Stored records

◇ ◇ ◇ ◇

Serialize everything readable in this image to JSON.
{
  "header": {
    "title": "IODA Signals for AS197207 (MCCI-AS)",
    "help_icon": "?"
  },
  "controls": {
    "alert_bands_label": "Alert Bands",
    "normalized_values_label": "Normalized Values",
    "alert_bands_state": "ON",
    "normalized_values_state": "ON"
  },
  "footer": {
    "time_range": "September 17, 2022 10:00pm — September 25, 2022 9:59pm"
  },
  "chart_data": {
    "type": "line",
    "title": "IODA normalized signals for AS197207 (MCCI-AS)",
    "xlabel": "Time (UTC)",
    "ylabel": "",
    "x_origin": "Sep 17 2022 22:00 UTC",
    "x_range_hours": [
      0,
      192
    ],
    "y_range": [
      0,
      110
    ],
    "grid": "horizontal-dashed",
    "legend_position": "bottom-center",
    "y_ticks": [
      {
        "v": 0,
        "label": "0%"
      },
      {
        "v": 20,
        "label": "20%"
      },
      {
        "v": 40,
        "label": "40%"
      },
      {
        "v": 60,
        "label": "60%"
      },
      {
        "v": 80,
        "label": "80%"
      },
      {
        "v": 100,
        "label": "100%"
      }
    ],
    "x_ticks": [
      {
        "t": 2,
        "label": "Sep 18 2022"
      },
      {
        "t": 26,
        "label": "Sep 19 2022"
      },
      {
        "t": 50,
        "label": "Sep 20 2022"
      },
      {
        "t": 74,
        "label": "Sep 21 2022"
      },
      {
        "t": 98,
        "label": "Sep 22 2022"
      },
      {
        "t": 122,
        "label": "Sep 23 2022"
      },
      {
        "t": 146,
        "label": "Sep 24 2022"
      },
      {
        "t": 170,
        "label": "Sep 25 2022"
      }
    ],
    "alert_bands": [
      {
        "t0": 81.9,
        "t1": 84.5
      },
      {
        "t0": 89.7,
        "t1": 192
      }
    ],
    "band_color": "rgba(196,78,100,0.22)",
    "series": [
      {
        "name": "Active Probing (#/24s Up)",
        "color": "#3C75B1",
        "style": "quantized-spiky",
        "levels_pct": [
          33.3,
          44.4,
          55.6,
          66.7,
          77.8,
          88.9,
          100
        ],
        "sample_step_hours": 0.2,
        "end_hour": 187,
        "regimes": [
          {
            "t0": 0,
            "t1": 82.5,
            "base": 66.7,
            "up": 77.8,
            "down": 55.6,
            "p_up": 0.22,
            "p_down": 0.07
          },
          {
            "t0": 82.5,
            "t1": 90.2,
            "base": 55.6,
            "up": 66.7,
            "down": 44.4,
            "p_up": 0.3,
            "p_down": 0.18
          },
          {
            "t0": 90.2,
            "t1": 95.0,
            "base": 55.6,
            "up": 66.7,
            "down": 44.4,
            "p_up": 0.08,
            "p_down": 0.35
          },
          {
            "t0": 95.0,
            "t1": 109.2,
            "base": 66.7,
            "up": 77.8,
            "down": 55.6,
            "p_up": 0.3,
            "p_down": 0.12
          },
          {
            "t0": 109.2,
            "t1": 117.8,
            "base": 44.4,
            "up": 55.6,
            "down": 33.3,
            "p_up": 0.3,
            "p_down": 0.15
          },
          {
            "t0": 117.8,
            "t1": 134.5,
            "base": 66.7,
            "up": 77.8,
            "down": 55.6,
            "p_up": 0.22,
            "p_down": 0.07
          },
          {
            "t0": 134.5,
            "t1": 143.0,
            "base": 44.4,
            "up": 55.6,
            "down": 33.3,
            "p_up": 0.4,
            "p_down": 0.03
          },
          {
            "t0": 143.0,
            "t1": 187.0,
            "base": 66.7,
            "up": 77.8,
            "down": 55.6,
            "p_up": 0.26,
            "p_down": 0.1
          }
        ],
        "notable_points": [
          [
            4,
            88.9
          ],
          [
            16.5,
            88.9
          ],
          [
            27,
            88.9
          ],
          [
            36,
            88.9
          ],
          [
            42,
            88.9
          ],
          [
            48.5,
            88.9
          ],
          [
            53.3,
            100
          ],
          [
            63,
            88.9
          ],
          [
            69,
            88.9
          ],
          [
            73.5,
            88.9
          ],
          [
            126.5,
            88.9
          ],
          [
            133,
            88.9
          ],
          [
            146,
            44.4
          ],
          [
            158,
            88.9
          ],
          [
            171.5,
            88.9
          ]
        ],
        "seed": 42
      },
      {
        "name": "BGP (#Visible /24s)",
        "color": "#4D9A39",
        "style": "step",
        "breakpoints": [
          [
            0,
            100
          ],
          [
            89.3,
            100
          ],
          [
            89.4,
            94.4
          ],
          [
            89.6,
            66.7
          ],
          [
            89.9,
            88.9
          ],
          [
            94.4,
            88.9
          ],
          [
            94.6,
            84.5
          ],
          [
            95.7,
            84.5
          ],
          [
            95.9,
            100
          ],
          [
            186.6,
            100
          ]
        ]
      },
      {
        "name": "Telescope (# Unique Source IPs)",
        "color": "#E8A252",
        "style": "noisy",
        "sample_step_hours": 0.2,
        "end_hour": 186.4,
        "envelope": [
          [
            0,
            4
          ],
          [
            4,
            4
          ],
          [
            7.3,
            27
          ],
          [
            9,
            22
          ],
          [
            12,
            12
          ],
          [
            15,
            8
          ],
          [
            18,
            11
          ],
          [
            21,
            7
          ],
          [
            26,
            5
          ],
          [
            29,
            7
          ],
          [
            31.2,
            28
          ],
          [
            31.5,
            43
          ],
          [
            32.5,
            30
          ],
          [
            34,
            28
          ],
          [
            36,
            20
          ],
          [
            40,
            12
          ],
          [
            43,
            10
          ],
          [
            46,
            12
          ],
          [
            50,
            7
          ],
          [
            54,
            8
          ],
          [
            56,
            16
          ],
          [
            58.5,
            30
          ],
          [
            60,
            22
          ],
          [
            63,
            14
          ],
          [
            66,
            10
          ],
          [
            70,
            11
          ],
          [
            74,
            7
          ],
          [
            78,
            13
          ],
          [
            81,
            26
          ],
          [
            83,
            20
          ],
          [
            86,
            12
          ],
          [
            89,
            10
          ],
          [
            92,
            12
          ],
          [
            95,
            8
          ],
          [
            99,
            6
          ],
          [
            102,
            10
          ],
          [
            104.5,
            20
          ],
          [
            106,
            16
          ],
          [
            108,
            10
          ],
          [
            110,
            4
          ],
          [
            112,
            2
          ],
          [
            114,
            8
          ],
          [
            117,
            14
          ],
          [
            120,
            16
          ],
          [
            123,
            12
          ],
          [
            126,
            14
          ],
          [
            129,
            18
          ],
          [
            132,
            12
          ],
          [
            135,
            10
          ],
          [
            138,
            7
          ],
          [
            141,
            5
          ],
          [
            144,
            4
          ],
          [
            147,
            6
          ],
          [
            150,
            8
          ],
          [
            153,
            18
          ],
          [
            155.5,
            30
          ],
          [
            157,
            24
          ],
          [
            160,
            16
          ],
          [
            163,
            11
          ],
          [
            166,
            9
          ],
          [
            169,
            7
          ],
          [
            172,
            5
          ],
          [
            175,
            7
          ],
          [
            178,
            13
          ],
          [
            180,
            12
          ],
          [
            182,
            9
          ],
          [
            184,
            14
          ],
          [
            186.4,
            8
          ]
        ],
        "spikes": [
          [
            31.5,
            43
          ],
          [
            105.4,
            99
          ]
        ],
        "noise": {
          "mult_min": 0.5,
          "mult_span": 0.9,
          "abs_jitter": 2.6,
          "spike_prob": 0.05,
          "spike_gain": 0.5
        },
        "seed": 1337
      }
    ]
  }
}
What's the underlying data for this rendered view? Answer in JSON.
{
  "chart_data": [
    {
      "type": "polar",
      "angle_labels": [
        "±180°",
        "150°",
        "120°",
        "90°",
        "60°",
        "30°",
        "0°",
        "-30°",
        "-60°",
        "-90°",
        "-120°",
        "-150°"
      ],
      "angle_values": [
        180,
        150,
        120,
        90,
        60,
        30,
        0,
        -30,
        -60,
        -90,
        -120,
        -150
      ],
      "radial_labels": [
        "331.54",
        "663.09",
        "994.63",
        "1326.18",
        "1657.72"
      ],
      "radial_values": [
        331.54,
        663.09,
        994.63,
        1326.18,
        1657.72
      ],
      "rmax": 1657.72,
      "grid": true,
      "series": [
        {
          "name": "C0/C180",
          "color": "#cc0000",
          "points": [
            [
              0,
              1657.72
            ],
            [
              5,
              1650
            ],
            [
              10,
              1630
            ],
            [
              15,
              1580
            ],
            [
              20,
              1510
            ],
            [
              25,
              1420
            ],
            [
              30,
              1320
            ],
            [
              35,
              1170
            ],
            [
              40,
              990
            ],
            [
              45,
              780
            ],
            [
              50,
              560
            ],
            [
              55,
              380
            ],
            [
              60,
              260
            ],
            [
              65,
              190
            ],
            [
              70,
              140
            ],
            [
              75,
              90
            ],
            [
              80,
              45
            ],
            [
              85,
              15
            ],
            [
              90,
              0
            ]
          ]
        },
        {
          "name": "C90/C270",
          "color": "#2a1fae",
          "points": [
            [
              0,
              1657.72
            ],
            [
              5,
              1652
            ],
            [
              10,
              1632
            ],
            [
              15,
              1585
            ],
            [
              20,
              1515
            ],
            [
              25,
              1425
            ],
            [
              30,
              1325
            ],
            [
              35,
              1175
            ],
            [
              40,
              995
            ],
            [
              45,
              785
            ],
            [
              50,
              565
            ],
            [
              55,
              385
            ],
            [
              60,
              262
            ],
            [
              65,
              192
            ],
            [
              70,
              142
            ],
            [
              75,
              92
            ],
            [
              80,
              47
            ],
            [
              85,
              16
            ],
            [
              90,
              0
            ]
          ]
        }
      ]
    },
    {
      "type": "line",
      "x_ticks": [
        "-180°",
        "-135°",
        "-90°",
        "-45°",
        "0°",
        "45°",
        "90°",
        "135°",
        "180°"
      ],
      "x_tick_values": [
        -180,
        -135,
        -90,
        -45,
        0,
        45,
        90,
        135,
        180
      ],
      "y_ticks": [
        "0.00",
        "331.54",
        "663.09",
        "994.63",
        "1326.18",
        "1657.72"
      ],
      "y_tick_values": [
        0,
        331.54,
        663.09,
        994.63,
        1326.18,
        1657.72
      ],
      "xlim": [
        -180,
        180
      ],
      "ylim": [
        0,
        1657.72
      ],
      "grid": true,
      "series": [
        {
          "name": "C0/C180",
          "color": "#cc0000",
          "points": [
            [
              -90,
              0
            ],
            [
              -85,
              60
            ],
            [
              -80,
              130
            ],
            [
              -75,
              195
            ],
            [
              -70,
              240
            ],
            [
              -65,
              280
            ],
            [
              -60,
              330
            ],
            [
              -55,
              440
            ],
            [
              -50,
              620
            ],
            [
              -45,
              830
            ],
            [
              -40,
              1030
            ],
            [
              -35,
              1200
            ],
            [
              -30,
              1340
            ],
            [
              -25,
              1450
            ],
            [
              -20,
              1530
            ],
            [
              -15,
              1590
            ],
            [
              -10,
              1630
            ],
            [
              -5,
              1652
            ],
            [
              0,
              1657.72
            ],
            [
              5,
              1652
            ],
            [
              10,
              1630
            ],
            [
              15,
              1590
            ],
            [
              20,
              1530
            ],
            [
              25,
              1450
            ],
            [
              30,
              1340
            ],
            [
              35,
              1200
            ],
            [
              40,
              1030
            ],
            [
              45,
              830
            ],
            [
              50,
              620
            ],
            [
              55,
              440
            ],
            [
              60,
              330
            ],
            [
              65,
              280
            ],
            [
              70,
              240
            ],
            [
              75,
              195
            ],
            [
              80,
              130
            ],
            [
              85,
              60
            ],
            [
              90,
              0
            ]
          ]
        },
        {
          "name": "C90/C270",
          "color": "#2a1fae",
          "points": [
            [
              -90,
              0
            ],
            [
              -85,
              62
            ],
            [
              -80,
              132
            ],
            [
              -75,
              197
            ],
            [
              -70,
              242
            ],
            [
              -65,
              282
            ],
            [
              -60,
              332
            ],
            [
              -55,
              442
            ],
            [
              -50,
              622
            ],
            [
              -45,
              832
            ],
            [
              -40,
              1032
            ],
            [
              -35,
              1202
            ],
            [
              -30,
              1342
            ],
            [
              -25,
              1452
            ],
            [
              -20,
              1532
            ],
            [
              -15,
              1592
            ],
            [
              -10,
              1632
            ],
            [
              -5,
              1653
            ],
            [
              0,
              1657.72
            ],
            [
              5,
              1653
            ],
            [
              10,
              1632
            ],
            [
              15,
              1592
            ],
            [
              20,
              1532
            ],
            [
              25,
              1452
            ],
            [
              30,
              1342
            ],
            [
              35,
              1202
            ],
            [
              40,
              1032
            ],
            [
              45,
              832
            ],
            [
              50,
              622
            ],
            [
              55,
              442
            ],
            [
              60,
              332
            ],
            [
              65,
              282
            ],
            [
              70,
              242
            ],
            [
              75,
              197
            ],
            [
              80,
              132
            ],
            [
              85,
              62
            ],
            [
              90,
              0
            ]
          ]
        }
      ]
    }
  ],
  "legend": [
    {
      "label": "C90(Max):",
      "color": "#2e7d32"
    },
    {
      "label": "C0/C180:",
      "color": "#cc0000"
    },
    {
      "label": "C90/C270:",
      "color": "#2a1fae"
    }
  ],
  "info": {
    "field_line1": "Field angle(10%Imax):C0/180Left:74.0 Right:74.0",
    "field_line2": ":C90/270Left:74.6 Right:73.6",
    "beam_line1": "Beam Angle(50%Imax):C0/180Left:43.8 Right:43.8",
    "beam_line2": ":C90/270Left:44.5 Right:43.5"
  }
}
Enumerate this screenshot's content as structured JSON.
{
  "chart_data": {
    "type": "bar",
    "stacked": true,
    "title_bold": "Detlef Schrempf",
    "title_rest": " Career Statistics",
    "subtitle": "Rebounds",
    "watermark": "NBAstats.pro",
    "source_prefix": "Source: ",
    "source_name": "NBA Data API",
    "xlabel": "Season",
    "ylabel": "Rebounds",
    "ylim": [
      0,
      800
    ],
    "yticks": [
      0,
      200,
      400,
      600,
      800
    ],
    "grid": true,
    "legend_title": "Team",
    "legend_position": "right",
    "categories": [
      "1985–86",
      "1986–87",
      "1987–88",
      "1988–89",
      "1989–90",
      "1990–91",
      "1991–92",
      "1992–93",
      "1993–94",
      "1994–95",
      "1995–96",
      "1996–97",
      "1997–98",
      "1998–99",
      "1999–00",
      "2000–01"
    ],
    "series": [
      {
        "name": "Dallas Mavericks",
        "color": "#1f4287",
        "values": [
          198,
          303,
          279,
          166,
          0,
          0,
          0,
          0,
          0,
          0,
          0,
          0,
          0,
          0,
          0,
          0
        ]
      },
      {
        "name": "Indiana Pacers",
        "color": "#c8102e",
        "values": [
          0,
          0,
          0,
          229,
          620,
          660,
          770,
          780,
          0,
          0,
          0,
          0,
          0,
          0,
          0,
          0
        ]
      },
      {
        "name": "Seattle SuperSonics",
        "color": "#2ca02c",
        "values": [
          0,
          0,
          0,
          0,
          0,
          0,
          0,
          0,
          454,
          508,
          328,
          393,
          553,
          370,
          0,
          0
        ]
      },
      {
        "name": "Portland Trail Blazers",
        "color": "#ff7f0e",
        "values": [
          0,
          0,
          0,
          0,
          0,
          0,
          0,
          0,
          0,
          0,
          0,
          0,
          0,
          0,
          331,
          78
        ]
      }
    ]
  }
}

◇ ◇ ◇ ◇

**THE REQUEST**
Tell how many lines of the material above hold "true", answering with a bare number.

**CORRECT RESULT**
4